_WHAT TO DO:_ Write out all of the entries exactly, please.

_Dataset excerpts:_
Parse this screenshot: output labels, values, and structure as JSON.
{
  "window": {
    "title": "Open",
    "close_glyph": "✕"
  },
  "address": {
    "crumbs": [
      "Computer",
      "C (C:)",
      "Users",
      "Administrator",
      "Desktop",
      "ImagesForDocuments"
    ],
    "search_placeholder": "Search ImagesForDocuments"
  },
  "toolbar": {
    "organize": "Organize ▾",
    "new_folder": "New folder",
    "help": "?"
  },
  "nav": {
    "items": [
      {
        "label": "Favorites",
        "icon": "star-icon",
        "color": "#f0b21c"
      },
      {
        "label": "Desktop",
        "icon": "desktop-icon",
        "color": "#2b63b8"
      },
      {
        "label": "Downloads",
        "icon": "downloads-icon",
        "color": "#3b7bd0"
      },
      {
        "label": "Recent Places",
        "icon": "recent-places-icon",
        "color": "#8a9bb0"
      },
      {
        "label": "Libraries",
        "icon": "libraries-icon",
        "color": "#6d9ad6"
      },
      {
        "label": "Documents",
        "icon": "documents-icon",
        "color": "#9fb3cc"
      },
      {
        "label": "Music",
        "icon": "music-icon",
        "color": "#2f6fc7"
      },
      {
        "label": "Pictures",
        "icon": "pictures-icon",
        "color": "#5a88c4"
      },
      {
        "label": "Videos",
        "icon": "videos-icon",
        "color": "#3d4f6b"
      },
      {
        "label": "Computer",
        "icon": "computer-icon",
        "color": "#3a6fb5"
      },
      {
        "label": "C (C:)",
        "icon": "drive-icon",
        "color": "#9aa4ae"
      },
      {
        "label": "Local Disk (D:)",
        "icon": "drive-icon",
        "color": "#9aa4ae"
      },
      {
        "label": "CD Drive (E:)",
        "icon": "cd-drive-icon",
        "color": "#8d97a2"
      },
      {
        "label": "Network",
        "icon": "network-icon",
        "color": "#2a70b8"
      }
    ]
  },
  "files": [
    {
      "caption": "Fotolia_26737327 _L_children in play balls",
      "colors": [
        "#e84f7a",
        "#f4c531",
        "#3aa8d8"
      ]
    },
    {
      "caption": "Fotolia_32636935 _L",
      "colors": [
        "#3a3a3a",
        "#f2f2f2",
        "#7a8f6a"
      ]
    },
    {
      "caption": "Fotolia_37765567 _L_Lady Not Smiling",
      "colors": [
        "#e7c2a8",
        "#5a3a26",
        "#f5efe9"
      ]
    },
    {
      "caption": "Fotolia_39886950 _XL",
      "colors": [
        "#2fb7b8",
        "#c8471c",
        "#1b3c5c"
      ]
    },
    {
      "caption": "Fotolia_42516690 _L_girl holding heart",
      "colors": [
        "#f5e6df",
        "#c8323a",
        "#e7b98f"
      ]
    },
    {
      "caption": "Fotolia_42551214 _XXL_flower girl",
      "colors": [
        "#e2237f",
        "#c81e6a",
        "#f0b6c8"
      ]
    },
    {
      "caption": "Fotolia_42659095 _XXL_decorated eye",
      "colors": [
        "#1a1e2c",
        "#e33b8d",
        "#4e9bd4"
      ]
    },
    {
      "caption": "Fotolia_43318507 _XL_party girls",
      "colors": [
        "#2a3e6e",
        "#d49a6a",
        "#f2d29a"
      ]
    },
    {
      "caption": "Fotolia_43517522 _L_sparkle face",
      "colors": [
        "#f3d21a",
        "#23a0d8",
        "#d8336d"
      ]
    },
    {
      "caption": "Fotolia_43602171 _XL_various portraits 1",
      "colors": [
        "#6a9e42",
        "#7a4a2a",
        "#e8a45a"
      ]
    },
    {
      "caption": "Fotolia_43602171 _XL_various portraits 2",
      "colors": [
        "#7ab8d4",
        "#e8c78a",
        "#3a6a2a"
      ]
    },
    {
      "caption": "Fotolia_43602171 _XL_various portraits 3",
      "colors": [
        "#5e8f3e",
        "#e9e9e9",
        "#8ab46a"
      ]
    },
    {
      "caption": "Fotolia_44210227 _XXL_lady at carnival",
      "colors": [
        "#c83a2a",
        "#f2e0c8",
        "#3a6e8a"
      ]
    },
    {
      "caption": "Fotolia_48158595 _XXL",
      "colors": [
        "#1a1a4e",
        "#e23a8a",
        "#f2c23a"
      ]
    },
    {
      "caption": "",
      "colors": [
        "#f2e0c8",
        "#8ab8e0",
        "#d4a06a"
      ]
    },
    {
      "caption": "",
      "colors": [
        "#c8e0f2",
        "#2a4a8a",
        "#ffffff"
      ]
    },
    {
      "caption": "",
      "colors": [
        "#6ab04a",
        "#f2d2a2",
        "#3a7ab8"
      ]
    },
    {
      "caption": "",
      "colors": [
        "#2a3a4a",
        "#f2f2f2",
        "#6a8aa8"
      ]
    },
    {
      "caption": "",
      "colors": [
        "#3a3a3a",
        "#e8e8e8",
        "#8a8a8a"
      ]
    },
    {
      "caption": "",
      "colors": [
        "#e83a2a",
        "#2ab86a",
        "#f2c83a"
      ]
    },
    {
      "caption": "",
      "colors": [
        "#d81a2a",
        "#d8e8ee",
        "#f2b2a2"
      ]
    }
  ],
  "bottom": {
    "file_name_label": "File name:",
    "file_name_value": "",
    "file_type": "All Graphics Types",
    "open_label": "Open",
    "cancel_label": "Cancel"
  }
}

_ANSWER BELOW:_
Parse this screenshot: output labels, values, and structure as JSON.
{
  "window": {
    "title": "Open",
    "close_glyph": "✕"
  },
  "address": {
    "crumbs": [
      "Computer",
      "C (C:)",
      "Users",
      "Administrator",
      "Desktop",
      "ImagesForDocuments"
    ],
    "search_placeholder": "Search ImagesForDocuments"
  },
  "toolbar": {
    "organize": "Organize ▾",
    "new_folder": "New folder",
    "help": "?"
  },
  "nav": {
    "items": [
      {
        "label": "Favorites",
        "icon": "star-icon",
        "color": "#f0b21c"
      },
      {
        "label": "Desktop",
        "icon": "desktop-icon",
        "color": "#2b63b8"
      },
      {
        "label": "Downloads",
        "icon": "downloads-icon",
        "color": "#3b7bd0"
      },
      {
        "label": "Recent Places",
        "icon": "recent-places-icon",
        "color": "#8a9bb0"
      },
      {
        "label": "Libraries",
        "icon": "libraries-icon",
        "color": "#6d9ad6"
      },
      {
        "label": "Documents",
        "icon": "documents-icon",
        "color": "#9fb3cc"
      },
      {
        "label": "Music",
        "icon": "music-icon",
        "color": "#2f6fc7"
      },
      {
        "label": "Pictures",
        "icon": "pictures-icon",
        "color": "#5a88c4"
      },
      {
        "label": "Videos",
        "icon": "videos-icon",
        "color": "#3d4f6b"
      },
      {
        "label": "Computer",
        "icon": "computer-icon",
        "color": "#3a6fb5"
      },
      {
        "label": "C (C:)",
        "icon": "drive-icon",
        "color": "#9aa4ae"
      },
      {
        "label": "Local Disk (D:)",
        "icon": "drive-icon",
        "color": "#9aa4ae"
      },
      {
        "label": "CD Drive (E:)",
        "icon": "cd-drive-icon",
        "color": "#8d97a2"
      },
      {
        "label": "Network",
        "icon": "network-icon",
        "color": "#2a70b8"
      }
    ]
  },
  "files": [
    {
      "caption": "Fotolia_26737327 _L_children in play balls",
      "colors": [
        "#e84f7a",
        "#f4c531",
        "#3aa8d8"
      ]
    },
    {
      "caption": "Fotolia_32636935 _L",
      "colors": [
        "#3a3a3a",
        "#f2f2f2",
        "#7a8f6a"
      ]
    },
    {
      "caption": "Fotolia_37765567 _L_Lady Not Smiling",
      "colors": [
        "#e7c2a8",
        "#5a3a26",
        "#f5efe9"
      ]
    },
    {
      "caption": "Fotolia_39886950 _XL",
      "colors": [
        "#2fb7b8",
        "#c8471c",
        "#1b3c5c"
      ]
    },
    {
      "caption": "Fotolia_42516690 _L_girl holding heart",
      "colors": [
        "#f5e6df",
        "#c8323a",
        "#e7b98f"
      ]
    },
    {
      "caption": "Fotolia_42551214 _XXL_flower girl",
      "colors": [
        "#e2237f",
        "#c81e6a",
        "#f0b6c8"
      ]
    },
    {
      "caption": "Fotolia_42659095 _XXL_decorated eye",
      "colors": [
        "#1a1e2c",
        "#e33b8d",
        "#4e9bd4"
      ]
    },
    {
      "caption": "Fotolia_43318507 _XL_party girls",
      "colors": [
        "#2a3e6e",
        "#d49a6a",
        "#f2d29a"
      ]
    },
    {
      "caption": "Fotolia_43517522 _L_sparkle face",
      "colors": [
        "#f3d21a",
        "#23a0d8",
        "#d8336d"
      ]
    },
    {
      "caption": "Fotolia_43602171 _XL_various portraits 1",
      "colors": [
        "#6a9e42",
        "#7a4a2a",
        "#e8a45a"
      ]
    },
    {
      "caption": "Fotolia_43602171 _XL_various portraits 2",
      "colors": [
        "#7ab8d4",
        "#e8c78a",
        "#3a6a2a"
      ]
    },
    {
      "caption": "Fotolia_43602171 _XL_various portraits 3",
      "colors": [
        "#5e8f3e",
        "#e9e9e9",
        "#8ab46a"
      ]
    },
    {
      "caption": "Fotolia_44210227 _XXL_lady at carnival",
      "colors": [
        "#c83a2a",
        "#f2e0c8",
        "#3a6e8a"
      ]
    },
    {
      "caption": "Fotolia_48158595 _XXL",
      "colors": [
        "#1a1a4e",
        "#e23a8a",
        "#f2c23a"
      ]
    },
    {
      "caption": "",
      "colors": [
        "#f2e0c8",
        "#8ab8e0",
        "#d4a06a"
      ]
    },
    {
      "caption": "",
      "colors": [
        "#c8e0f2",
        "#2a4a8a",
        "#ffffff"
      ]
    },
    {
      "caption": "",
      "colors": [
        "#6ab04a",
        "#f2d2a2",
        "#3a7ab8"
      ]
    },
    {
      "caption": "",
      "colors": [
        "#2a3a4a",
        "#f2f2f2",
        "#6a8aa8"
      ]
    },
    {
      "caption": "",
      "colors": [
        "#3a3a3a",
        "#e8e8e8",
        "#8a8a8a"
      ]
    },
    {
      "caption": "",
      "colors": [
        "#e83a2a",
        "#2ab86a",
        "#f2c83a"
      ]
    },
    {
      "caption": "",
      "colors": [
        "#d81a2a",
        "#d8e8ee",
        "#f2b2a2"
      ]
    }
  ],
  "bottom": {
    "file_name_label": "File name:",
    "file_name_value": "",
    "file_type": "All Graphics Types",
    "open_label": "Open",
    "cancel_label": "Cancel"
  }
}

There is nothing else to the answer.